(WHAT TO DO) Your task is to repeat the listing exactly.

(MATERIAL SUPPLIED)
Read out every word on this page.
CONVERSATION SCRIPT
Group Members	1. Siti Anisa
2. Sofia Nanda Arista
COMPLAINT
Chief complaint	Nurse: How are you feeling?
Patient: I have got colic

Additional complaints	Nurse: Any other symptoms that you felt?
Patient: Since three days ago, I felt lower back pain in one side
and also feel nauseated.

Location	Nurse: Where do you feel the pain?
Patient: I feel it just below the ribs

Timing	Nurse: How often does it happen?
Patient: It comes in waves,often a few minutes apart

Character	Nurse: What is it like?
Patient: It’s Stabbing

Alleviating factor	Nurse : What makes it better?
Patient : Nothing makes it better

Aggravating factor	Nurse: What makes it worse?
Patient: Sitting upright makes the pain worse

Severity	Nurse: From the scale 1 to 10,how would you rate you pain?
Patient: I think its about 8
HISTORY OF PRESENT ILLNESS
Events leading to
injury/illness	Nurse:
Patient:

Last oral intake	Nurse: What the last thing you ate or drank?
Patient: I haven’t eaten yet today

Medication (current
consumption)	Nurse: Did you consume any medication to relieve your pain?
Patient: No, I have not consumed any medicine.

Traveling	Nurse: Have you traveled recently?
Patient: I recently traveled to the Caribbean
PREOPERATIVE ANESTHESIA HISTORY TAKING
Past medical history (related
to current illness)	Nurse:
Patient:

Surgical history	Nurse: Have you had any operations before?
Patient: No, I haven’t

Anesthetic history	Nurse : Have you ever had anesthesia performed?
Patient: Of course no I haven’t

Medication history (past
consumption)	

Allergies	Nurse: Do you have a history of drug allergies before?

(OUTPUT FOR THIS EXERCISE)
Read out every word on this page.
CONVERSATION SCRIPT
Group Members	1. Siti Anisa
2. Sofia Nanda Arista
COMPLAINT
Chief complaint	Nurse: How are you feeling?
Patient: I have got colic

Additional complaints	Nurse: Any other symptoms that you felt?
Patient: Since three days ago, I felt lower back pain in one side
and also feel nauseated.

Location	Nurse: Where do you feel the pain?
Patient: I feel it just below the ribs

Timing	Nurse: How often does it happen?
Patient: It comes in waves,often a few minutes apart

Character	Nurse: What is it like?
Patient: It’s Stabbing

Alleviating factor	Nurse : What makes it better?
Patient : Nothing makes it better

Aggravating factor	Nurse: What makes it worse?
Patient: Sitting upright makes the pain worse

Severity	Nurse: From the scale 1 to 10,how would you rate you pain?
Patient: I think its about 8
HISTORY OF PRESENT ILLNESS
Events leading to
injury/illness	Nurse:
Patient:

Last oral intake	Nurse: What the last thing you ate or drank?
Patient: I haven’t eaten yet today

Medication (current
consumption)	Nurse: Did you consume any medication to relieve your pain?
Patient: No, I have not consumed any medicine.

Traveling	Nurse: Have you traveled recently?
Patient: I recently traveled to the Caribbean
PREOPERATIVE ANESTHESIA HISTORY TAKING
Past medical history (related
to current illness)	Nurse:
Patient:

Surgical history	Nurse: Have you had any operations before?
Patient: No, I haven’t

Anesthetic history	Nurse : Have you ever had anesthesia performed?
Patient: Of course no I haven’t

Medication history (past
consumption)	

Allergies	Nurse: Do you have a history of drug allergies before?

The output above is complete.